▶ **TASK TO COMPLETE**: Print out every record exactly as it appears.

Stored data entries

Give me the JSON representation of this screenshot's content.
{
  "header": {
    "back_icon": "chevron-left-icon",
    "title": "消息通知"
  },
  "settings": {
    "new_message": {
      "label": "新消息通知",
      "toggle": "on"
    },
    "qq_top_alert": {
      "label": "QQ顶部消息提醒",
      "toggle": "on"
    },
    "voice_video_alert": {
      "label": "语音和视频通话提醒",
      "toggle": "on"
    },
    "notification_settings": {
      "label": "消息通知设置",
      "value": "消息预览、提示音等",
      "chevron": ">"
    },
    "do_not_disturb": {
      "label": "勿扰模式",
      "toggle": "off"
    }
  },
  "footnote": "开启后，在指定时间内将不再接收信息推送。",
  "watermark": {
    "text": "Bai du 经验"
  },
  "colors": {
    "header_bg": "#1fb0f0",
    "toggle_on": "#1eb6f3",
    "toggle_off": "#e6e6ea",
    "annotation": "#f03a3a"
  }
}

▶ **THE OUTPUT**:
Give me the JSON representation of this screenshot's content.
{
  "header": {
    "back_icon": "chevron-left-icon",
    "title": "消息通知"
  },
  "settings": {
    "new_message": {
      "label": "新消息通知",
      "toggle": "on"
    },
    "qq_top_alert": {
      "label": "QQ顶部消息提醒",
      "toggle": "on"
    },
    "voice_video_alert": {
      "label": "语音和视频通话提醒",
      "toggle": "on"
    },
    "notification_settings": {
      "label": "消息通知设置",
      "value": "消息预览、提示音等",
      "chevron": ">"
    },
    "do_not_disturb": {
      "label": "勿扰模式",
      "toggle": "off"
    }
  },
  "footnote": "开启后，在指定时间内将不再接收信息推送。",
  "watermark": {
    "text": "Bai du 经验"
  },
  "colors": {
    "header_bg": "#1fb0f0",
    "toggle_on": "#1eb6f3",
    "toggle_off": "#e6e6ea",
    "annotation": "#f03a3a"
  }
}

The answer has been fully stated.